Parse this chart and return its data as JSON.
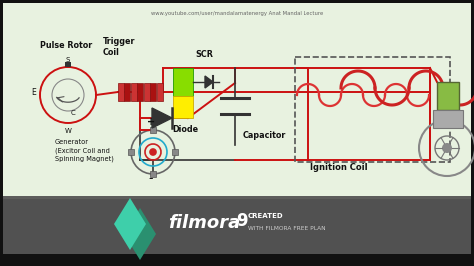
{
  "bg_color": "#e8f2e0",
  "wire_color": "#cc1111",
  "text_color": "#111111",
  "title_text": "www.youtube.com/user/mandalamatenergy Anat Mandal Lecture",
  "filmora_bar_color": "#555555",
  "filmora_diamond_color1": "#3ecfaa",
  "filmora_diamond_color2": "#2a9070",
  "note1": "Pulse Rotor",
  "note2": "Trigger\nCoil",
  "note3": "SCR",
  "note4": "Diode",
  "note5": "Capacitor",
  "note6": "Ignition Coil",
  "note7": "Generator\n(Excitor Coil and\nSpinning Magnet)"
}
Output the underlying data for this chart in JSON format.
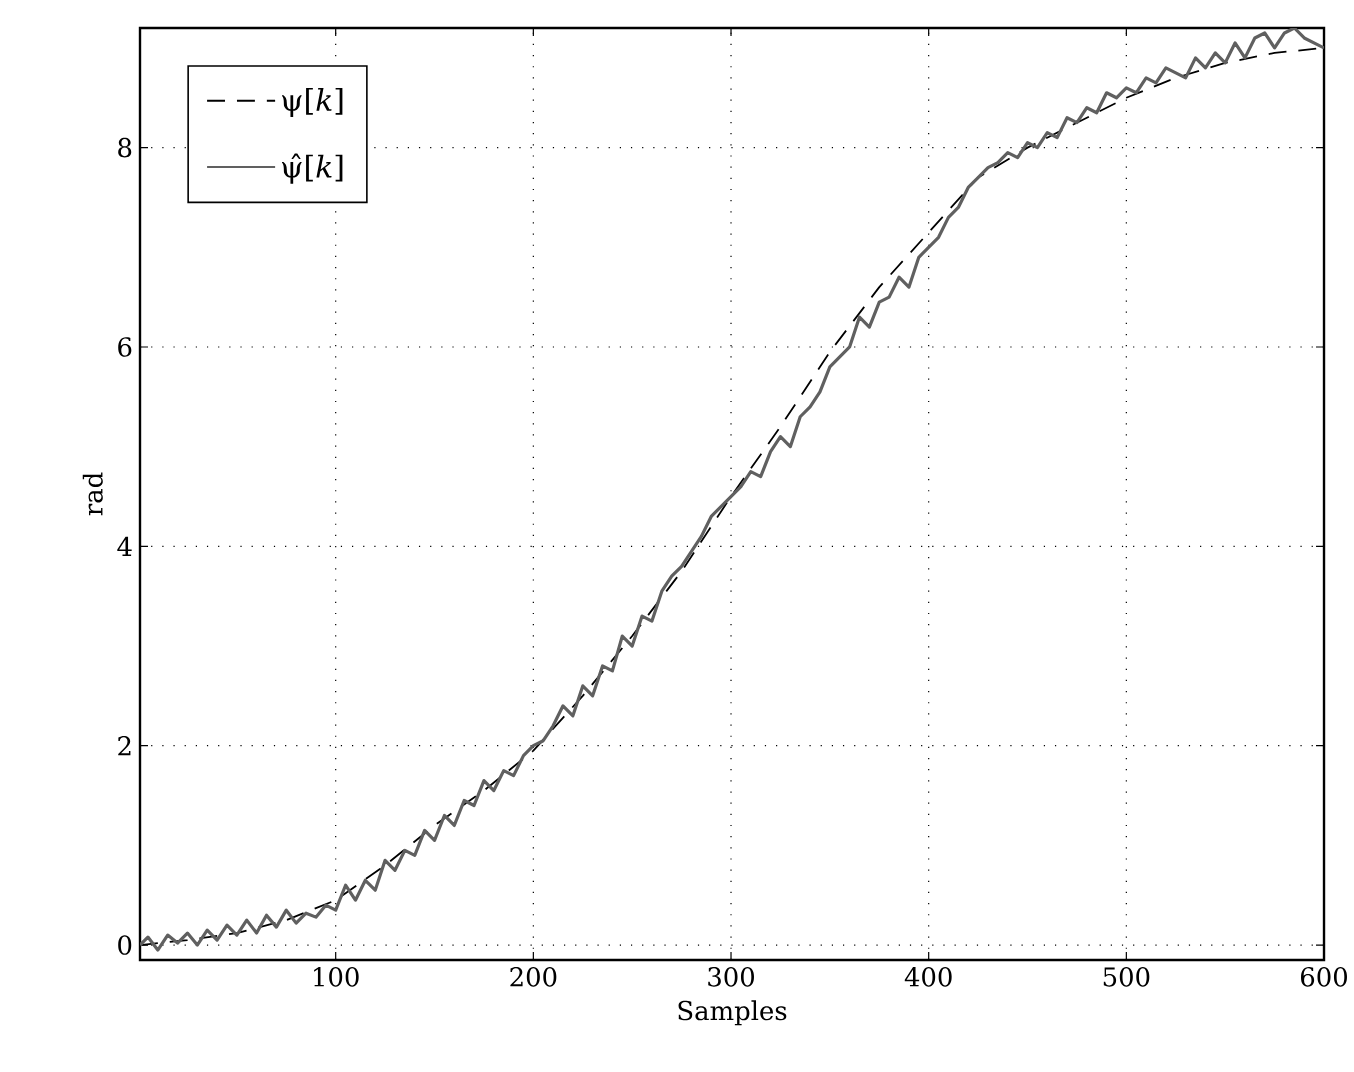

### TO BE DONE
Skip the pictures and print each record exactly as it stands.

### RESULT OF THIS EXERCISE
Parse this chart and return its data as JSON.
{
  "bg_color": "#e8f2e0",
  "wire_color": "#cc1111",
  "text_color": "#111111",
  "title_text": "www.youtube.com/user/mandalamatenergy Anat Mandal Lecture",
  "filmora_bar_color": "#555555",
  "filmora_diamond_color1": "#3ecfaa",
  "filmora_diamond_color2": "#2a9070",
  "note1": "Pulse Rotor",
  "note2": "Trigger\nCoil",
  "note3": "SCR",
  "note4": "Diode",
  "note5": "Capacitor",
  "note6": "Ignition Coil",
  "note7": "Generator\n(Excitor Coil and\nSpinning Magnet)"
}
Output the underlying data for this chart in JSON format.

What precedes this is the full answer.